Given information:
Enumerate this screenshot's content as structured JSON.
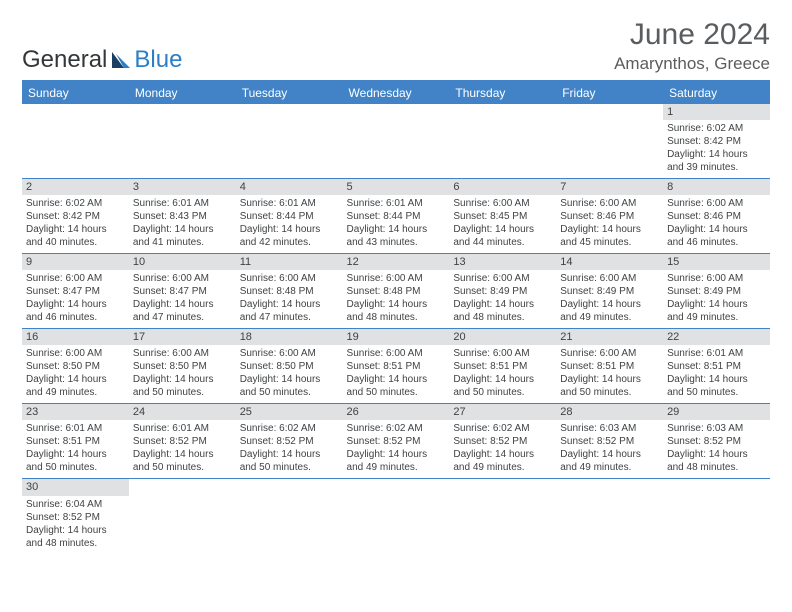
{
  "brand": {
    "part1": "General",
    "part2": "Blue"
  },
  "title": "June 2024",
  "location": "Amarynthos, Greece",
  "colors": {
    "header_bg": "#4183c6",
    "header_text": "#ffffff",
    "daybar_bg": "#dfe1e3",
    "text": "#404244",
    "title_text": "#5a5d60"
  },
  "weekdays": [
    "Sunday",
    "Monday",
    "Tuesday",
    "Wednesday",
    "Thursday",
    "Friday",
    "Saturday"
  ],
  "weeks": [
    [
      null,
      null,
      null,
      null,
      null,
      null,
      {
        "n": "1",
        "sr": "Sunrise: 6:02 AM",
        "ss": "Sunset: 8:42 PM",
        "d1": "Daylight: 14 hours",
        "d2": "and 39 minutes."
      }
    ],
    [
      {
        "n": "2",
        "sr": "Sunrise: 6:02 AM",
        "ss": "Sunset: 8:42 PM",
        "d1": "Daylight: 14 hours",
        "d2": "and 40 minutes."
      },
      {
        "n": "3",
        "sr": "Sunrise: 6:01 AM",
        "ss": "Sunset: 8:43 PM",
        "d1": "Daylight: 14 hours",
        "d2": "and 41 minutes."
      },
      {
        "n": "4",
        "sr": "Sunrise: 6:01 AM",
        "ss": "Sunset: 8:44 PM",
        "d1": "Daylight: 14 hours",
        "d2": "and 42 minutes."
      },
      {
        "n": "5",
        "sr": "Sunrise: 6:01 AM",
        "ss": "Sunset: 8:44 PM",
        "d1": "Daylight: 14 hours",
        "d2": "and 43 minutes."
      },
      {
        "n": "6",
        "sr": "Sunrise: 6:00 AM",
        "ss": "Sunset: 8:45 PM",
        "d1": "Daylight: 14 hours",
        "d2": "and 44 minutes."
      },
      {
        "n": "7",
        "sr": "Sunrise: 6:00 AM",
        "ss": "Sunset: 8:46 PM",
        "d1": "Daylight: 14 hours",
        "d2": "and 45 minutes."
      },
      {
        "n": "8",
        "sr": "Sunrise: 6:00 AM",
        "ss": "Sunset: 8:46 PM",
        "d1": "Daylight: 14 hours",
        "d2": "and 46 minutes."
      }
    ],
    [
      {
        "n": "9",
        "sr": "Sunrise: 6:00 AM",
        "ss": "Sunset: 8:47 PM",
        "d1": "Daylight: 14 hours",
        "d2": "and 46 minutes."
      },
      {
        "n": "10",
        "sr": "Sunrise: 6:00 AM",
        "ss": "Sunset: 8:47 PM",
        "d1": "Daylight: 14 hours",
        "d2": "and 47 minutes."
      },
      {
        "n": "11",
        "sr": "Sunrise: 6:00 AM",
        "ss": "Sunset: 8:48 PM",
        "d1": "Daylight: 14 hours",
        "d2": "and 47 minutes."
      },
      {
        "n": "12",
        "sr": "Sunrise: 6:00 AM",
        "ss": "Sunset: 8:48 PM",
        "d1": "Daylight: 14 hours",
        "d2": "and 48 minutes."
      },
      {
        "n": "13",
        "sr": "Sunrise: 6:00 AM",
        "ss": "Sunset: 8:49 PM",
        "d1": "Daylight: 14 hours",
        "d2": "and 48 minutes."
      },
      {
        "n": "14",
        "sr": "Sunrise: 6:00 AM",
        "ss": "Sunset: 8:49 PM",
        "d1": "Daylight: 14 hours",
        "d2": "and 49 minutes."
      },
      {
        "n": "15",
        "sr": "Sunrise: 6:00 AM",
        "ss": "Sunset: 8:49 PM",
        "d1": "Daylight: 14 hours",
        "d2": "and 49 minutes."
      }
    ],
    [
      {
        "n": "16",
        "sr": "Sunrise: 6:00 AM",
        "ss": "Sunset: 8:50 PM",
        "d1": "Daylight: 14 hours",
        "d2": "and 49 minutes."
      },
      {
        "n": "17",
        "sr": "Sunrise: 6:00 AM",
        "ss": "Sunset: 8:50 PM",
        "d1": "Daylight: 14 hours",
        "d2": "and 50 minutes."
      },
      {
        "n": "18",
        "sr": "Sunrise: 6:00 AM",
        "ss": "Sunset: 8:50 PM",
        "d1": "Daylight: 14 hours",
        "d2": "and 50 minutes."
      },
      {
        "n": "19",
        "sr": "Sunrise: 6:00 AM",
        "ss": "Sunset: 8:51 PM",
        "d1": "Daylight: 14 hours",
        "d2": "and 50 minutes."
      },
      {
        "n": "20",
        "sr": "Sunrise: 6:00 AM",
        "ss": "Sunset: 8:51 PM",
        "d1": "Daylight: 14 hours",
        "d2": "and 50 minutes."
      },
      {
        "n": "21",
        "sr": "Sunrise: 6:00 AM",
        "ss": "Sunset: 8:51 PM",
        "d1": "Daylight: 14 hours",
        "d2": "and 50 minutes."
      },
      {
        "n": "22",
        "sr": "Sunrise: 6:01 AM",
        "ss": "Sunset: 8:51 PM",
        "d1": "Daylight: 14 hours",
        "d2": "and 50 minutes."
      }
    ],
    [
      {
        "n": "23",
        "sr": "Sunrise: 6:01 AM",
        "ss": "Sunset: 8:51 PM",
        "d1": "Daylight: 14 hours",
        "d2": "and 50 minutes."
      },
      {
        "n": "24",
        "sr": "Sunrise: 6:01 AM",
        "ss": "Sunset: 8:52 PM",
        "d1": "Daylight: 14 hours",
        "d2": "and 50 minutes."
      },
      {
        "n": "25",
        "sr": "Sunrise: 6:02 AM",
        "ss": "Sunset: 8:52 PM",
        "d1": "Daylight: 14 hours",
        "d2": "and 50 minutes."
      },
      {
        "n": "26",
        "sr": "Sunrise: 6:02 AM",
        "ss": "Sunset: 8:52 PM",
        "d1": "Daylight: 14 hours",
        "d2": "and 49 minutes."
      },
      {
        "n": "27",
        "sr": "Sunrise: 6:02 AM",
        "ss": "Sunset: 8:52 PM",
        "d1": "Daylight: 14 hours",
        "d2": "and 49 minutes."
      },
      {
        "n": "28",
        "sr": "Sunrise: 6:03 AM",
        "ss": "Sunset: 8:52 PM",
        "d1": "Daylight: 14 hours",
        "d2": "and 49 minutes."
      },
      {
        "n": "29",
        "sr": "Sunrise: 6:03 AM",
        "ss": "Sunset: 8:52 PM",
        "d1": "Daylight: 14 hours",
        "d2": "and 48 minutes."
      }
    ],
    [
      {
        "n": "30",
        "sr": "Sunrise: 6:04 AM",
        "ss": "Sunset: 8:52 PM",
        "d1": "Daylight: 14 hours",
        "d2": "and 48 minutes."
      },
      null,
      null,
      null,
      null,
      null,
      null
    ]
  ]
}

Written request:
Set down the records in full and exactly. Do not carry over any image.

Exercise output:
Enumerate this screenshot's content as structured JSON.
{
  "brand": {
    "part1": "General",
    "part2": "Blue"
  },
  "title": "June 2024",
  "location": "Amarynthos, Greece",
  "colors": {
    "header_bg": "#4183c6",
    "header_text": "#ffffff",
    "daybar_bg": "#dfe1e3",
    "text": "#404244",
    "title_text": "#5a5d60"
  },
  "weekdays": [
    "Sunday",
    "Monday",
    "Tuesday",
    "Wednesday",
    "Thursday",
    "Friday",
    "Saturday"
  ],
  "weeks": [
    [
      null,
      null,
      null,
      null,
      null,
      null,
      {
        "n": "1",
        "sr": "Sunrise: 6:02 AM",
        "ss": "Sunset: 8:42 PM",
        "d1": "Daylight: 14 hours",
        "d2": "and 39 minutes."
      }
    ],
    [
      {
        "n": "2",
        "sr": "Sunrise: 6:02 AM",
        "ss": "Sunset: 8:42 PM",
        "d1": "Daylight: 14 hours",
        "d2": "and 40 minutes."
      },
      {
        "n": "3",
        "sr": "Sunrise: 6:01 AM",
        "ss": "Sunset: 8:43 PM",
        "d1": "Daylight: 14 hours",
        "d2": "and 41 minutes."
      },
      {
        "n": "4",
        "sr": "Sunrise: 6:01 AM",
        "ss": "Sunset: 8:44 PM",
        "d1": "Daylight: 14 hours",
        "d2": "and 42 minutes."
      },
      {
        "n": "5",
        "sr": "Sunrise: 6:01 AM",
        "ss": "Sunset: 8:44 PM",
        "d1": "Daylight: 14 hours",
        "d2": "and 43 minutes."
      },
      {
        "n": "6",
        "sr": "Sunrise: 6:00 AM",
        "ss": "Sunset: 8:45 PM",
        "d1": "Daylight: 14 hours",
        "d2": "and 44 minutes."
      },
      {
        "n": "7",
        "sr": "Sunrise: 6:00 AM",
        "ss": "Sunset: 8:46 PM",
        "d1": "Daylight: 14 hours",
        "d2": "and 45 minutes."
      },
      {
        "n": "8",
        "sr": "Sunrise: 6:00 AM",
        "ss": "Sunset: 8:46 PM",
        "d1": "Daylight: 14 hours",
        "d2": "and 46 minutes."
      }
    ],
    [
      {
        "n": "9",
        "sr": "Sunrise: 6:00 AM",
        "ss": "Sunset: 8:47 PM",
        "d1": "Daylight: 14 hours",
        "d2": "and 46 minutes."
      },
      {
        "n": "10",
        "sr": "Sunrise: 6:00 AM",
        "ss": "Sunset: 8:47 PM",
        "d1": "Daylight: 14 hours",
        "d2": "and 47 minutes."
      },
      {
        "n": "11",
        "sr": "Sunrise: 6:00 AM",
        "ss": "Sunset: 8:48 PM",
        "d1": "Daylight: 14 hours",
        "d2": "and 47 minutes."
      },
      {
        "n": "12",
        "sr": "Sunrise: 6:00 AM",
        "ss": "Sunset: 8:48 PM",
        "d1": "Daylight: 14 hours",
        "d2": "and 48 minutes."
      },
      {
        "n": "13",
        "sr": "Sunrise: 6:00 AM",
        "ss": "Sunset: 8:49 PM",
        "d1": "Daylight: 14 hours",
        "d2": "and 48 minutes."
      },
      {
        "n": "14",
        "sr": "Sunrise: 6:00 AM",
        "ss": "Sunset: 8:49 PM",
        "d1": "Daylight: 14 hours",
        "d2": "and 49 minutes."
      },
      {
        "n": "15",
        "sr": "Sunrise: 6:00 AM",
        "ss": "Sunset: 8:49 PM",
        "d1": "Daylight: 14 hours",
        "d2": "and 49 minutes."
      }
    ],
    [
      {
        "n": "16",
        "sr": "Sunrise: 6:00 AM",
        "ss": "Sunset: 8:50 PM",
        "d1": "Daylight: 14 hours",
        "d2": "and 49 minutes."
      },
      {
        "n": "17",
        "sr": "Sunrise: 6:00 AM",
        "ss": "Sunset: 8:50 PM",
        "d1": "Daylight: 14 hours",
        "d2": "and 50 minutes."
      },
      {
        "n": "18",
        "sr": "Sunrise: 6:00 AM",
        "ss": "Sunset: 8:50 PM",
        "d1": "Daylight: 14 hours",
        "d2": "and 50 minutes."
      },
      {
        "n": "19",
        "sr": "Sunrise: 6:00 AM",
        "ss": "Sunset: 8:51 PM",
        "d1": "Daylight: 14 hours",
        "d2": "and 50 minutes."
      },
      {
        "n": "20",
        "sr": "Sunrise: 6:00 AM",
        "ss": "Sunset: 8:51 PM",
        "d1": "Daylight: 14 hours",
        "d2": "and 50 minutes."
      },
      {
        "n": "21",
        "sr": "Sunrise: 6:00 AM",
        "ss": "Sunset: 8:51 PM",
        "d1": "Daylight: 14 hours",
        "d2": "and 50 minutes."
      },
      {
        "n": "22",
        "sr": "Sunrise: 6:01 AM",
        "ss": "Sunset: 8:51 PM",
        "d1": "Daylight: 14 hours",
        "d2": "and 50 minutes."
      }
    ],
    [
      {
        "n": "23",
        "sr": "Sunrise: 6:01 AM",
        "ss": "Sunset: 8:51 PM",
        "d1": "Daylight: 14 hours",
        "d2": "and 50 minutes."
      },
      {
        "n": "24",
        "sr": "Sunrise: 6:01 AM",
        "ss": "Sunset: 8:52 PM",
        "d1": "Daylight: 14 hours",
        "d2": "and 50 minutes."
      },
      {
        "n": "25",
        "sr": "Sunrise: 6:02 AM",
        "ss": "Sunset: 8:52 PM",
        "d1": "Daylight: 14 hours",
        "d2": "and 50 minutes."
      },
      {
        "n": "26",
        "sr": "Sunrise: 6:02 AM",
        "ss": "Sunset: 8:52 PM",
        "d1": "Daylight: 14 hours",
        "d2": "and 49 minutes."
      },
      {
        "n": "27",
        "sr": "Sunrise: 6:02 AM",
        "ss": "Sunset: 8:52 PM",
        "d1": "Daylight: 14 hours",
        "d2": "and 49 minutes."
      },
      {
        "n": "28",
        "sr": "Sunrise: 6:03 AM",
        "ss": "Sunset: 8:52 PM",
        "d1": "Daylight: 14 hours",
        "d2": "and 49 minutes."
      },
      {
        "n": "29",
        "sr": "Sunrise: 6:03 AM",
        "ss": "Sunset: 8:52 PM",
        "d1": "Daylight: 14 hours",
        "d2": "and 48 minutes."
      }
    ],
    [
      {
        "n": "30",
        "sr": "Sunrise: 6:04 AM",
        "ss": "Sunset: 8:52 PM",
        "d1": "Daylight: 14 hours",
        "d2": "and 48 minutes."
      },
      null,
      null,
      null,
      null,
      null,
      null
    ]
  ]
}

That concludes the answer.